* **To be done**
Write out the full set of records exactly. Any pictures in them do not belong in the copy.

* **Record set**

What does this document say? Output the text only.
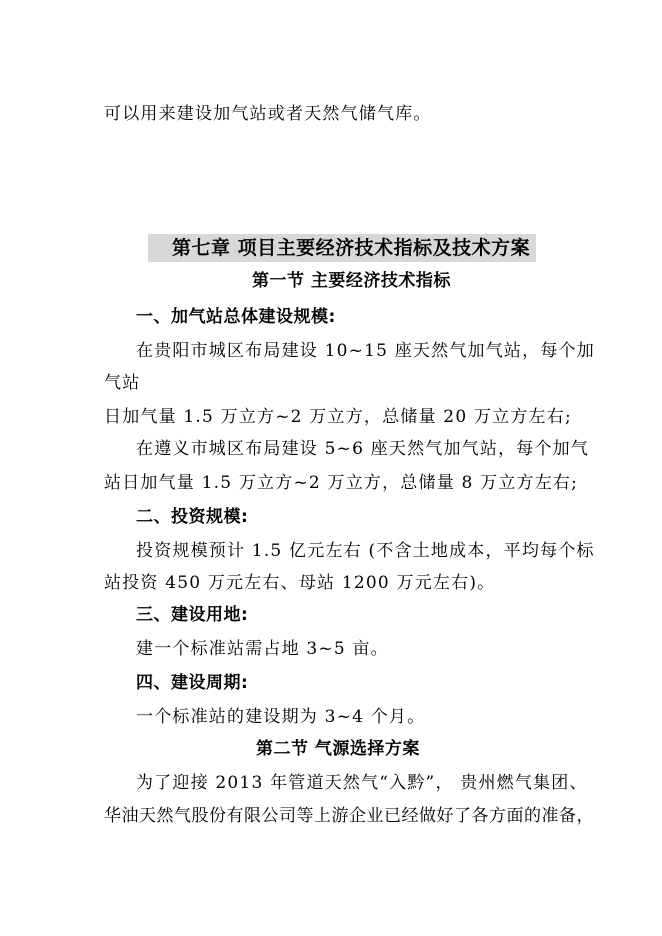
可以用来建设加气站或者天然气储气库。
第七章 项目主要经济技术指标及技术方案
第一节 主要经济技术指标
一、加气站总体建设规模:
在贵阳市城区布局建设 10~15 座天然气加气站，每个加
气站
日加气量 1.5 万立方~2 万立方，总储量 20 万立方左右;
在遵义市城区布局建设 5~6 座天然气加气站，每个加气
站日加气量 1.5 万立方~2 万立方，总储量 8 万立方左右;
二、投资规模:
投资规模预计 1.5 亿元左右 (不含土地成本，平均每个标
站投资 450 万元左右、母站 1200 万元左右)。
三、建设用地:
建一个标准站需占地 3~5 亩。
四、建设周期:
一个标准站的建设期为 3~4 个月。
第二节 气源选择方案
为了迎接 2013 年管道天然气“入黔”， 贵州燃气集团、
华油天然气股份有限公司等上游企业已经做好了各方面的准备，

* **The reply**
What does this document say? Output the text only.
可以用来建设加气站或者天然气储气库。
第七章 项目主要经济技术指标及技术方案
第一节 主要经济技术指标
一、加气站总体建设规模:
在贵阳市城区布局建设 10~15 座天然气加气站，每个加
气站
日加气量 1.5 万立方~2 万立方，总储量 20 万立方左右;
在遵义市城区布局建设 5~6 座天然气加气站，每个加气
站日加气量 1.5 万立方~2 万立方，总储量 8 万立方左右;
二、投资规模:
投资规模预计 1.5 亿元左右 (不含土地成本，平均每个标
站投资 450 万元左右、母站 1200 万元左右)。
三、建设用地:
建一个标准站需占地 3~5 亩。
四、建设周期:
一个标准站的建设期为 3~4 个月。
第二节 气源选择方案
为了迎接 2013 年管道天然气“入黔”， 贵州燃气集团、
华油天然气股份有限公司等上游企业已经做好了各方面的准备，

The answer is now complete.